Short problem → Select the lines of the records containing the word "with" and list them.
## BEGIN Data for this exercise
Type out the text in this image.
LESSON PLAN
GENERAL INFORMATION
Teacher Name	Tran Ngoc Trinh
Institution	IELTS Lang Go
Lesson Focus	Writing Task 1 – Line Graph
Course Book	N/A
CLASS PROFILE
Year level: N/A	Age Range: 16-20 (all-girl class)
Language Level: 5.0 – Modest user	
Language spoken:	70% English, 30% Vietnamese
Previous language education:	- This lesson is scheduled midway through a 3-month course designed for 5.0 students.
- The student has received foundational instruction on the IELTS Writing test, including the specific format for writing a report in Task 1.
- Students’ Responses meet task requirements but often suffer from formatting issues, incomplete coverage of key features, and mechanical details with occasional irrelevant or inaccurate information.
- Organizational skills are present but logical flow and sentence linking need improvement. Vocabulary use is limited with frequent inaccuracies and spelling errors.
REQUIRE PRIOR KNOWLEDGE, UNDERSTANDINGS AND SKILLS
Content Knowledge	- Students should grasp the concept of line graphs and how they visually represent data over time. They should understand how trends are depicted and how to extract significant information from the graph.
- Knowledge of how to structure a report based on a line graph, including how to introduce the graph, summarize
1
## END Data for this exercise
Answer to this task →
- Students’ Responses meet task requirements but often suffer from formatting issues, incomplete coverage of key features, and mechanical details with occasional irrelevant or inaccurate information.
- Organizational skills are present but logical flow and sentence linking need improvement. Vocabulary use is limited with frequent inaccuracies and spelling errors.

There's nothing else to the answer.